▸ DATA SHOWN:
========================================

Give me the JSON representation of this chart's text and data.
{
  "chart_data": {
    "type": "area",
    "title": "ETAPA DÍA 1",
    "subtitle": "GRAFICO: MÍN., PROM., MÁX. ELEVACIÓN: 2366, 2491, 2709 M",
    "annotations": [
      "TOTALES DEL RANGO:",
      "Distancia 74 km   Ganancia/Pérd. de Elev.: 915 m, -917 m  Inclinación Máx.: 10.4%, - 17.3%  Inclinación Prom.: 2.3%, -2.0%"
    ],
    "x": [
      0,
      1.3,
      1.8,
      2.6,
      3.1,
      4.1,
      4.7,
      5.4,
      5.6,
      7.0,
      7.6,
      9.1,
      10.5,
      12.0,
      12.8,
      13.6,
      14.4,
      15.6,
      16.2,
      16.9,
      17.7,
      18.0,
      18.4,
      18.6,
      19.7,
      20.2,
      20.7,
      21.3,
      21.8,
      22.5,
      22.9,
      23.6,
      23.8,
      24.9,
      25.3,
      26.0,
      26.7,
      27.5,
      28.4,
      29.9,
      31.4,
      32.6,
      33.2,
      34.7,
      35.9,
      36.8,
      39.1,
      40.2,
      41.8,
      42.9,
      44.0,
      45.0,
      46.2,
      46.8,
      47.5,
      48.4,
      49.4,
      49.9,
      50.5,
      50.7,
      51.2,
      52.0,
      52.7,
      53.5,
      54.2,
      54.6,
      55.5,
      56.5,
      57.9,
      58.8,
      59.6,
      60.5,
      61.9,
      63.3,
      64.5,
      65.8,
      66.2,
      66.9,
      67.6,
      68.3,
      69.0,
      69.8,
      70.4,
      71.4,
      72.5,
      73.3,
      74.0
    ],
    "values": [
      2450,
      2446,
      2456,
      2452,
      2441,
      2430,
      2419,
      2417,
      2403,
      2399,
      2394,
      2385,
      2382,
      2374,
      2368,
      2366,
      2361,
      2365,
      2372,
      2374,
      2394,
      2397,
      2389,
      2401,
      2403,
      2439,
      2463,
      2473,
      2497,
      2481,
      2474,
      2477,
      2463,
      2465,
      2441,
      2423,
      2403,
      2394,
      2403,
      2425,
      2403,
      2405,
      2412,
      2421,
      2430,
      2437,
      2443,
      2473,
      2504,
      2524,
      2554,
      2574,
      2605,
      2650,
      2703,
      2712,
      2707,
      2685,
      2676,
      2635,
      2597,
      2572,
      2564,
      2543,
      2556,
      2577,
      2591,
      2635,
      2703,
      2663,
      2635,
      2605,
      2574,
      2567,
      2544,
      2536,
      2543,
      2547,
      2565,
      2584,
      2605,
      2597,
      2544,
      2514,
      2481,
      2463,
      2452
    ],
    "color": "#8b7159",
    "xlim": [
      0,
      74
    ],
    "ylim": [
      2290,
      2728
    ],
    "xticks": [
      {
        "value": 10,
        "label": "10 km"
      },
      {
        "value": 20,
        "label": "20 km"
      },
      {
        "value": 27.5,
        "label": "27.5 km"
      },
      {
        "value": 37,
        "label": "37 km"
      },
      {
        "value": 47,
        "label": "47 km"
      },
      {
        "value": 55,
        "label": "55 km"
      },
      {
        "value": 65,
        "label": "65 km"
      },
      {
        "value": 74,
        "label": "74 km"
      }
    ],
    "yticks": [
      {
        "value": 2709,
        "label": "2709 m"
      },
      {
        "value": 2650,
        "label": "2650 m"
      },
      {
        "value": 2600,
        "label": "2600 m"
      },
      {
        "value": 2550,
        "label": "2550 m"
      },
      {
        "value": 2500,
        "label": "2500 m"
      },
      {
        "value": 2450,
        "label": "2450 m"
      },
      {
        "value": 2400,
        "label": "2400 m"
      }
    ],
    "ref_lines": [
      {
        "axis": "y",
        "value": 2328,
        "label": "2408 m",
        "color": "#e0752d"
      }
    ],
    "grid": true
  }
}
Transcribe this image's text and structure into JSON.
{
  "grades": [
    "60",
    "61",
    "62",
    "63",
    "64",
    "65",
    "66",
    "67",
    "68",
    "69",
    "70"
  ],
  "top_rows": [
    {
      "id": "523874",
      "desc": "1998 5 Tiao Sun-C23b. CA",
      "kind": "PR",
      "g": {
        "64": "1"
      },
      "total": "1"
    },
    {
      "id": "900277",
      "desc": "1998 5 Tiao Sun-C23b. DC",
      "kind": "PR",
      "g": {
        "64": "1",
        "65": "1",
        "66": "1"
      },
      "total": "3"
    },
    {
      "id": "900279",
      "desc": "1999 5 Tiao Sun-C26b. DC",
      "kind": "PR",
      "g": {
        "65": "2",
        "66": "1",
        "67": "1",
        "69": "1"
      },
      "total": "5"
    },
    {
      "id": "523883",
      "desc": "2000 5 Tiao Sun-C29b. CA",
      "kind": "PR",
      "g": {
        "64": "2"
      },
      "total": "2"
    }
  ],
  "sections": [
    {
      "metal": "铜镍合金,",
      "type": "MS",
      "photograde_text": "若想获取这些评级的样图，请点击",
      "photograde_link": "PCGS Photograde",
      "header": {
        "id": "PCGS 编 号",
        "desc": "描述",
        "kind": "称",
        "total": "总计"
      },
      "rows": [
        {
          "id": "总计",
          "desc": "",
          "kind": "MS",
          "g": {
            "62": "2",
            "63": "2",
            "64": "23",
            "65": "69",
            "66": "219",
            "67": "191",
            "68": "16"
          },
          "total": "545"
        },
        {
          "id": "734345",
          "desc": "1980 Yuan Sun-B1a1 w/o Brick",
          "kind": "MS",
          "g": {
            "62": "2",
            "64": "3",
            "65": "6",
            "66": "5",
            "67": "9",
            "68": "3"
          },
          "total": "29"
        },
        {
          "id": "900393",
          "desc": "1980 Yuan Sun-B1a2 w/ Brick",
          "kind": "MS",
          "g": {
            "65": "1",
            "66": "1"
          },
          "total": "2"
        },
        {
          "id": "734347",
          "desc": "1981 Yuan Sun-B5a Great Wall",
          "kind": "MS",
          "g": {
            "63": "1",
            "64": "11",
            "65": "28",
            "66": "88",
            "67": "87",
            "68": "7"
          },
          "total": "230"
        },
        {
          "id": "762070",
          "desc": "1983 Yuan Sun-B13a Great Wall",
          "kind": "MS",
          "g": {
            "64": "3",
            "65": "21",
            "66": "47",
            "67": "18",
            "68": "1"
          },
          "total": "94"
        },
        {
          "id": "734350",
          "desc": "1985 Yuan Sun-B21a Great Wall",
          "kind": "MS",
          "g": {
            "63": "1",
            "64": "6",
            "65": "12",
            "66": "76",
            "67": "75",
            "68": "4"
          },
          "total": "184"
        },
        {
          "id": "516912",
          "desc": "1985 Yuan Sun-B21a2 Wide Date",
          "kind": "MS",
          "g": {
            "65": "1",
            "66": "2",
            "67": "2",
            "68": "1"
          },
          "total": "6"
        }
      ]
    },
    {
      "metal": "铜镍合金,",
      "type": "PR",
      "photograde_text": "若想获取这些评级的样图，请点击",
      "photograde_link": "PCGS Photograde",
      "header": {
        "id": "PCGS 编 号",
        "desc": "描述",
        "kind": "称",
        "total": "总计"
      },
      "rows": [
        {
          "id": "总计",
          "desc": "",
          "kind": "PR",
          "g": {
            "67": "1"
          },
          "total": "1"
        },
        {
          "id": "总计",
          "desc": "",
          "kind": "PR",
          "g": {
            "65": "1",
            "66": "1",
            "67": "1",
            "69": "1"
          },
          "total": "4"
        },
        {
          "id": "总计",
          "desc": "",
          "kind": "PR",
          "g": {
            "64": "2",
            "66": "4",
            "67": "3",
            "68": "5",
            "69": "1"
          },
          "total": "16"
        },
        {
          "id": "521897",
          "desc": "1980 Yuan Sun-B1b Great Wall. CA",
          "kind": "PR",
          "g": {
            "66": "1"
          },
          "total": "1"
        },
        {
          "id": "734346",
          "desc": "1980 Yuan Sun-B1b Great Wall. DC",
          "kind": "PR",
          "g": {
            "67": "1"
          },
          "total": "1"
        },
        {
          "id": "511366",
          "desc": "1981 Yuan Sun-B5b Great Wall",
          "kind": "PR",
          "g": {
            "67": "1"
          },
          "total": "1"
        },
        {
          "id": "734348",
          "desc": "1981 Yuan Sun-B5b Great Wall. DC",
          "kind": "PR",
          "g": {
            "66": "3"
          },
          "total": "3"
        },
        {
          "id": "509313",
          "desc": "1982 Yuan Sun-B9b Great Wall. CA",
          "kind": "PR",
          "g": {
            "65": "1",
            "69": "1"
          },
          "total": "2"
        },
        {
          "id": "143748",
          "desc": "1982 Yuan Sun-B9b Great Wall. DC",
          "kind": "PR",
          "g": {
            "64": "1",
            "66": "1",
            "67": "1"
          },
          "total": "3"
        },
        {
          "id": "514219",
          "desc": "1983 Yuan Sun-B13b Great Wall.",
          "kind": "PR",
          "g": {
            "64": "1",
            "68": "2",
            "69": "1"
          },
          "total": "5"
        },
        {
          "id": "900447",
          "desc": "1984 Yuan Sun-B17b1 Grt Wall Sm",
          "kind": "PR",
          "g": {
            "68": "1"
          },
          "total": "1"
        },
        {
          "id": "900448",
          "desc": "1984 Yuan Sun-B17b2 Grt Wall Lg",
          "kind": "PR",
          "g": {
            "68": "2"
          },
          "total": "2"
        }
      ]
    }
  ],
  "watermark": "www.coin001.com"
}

========================================

▸ SHORT TASK: Copy each line above that contains the string "Brick".

▸ SOLUTION TO THIS PROBLEM:
          "desc": "1980 Yuan Sun-B1a1 w/o Brick",
          "desc": "1980 Yuan Sun-B1a2 w/ Brick",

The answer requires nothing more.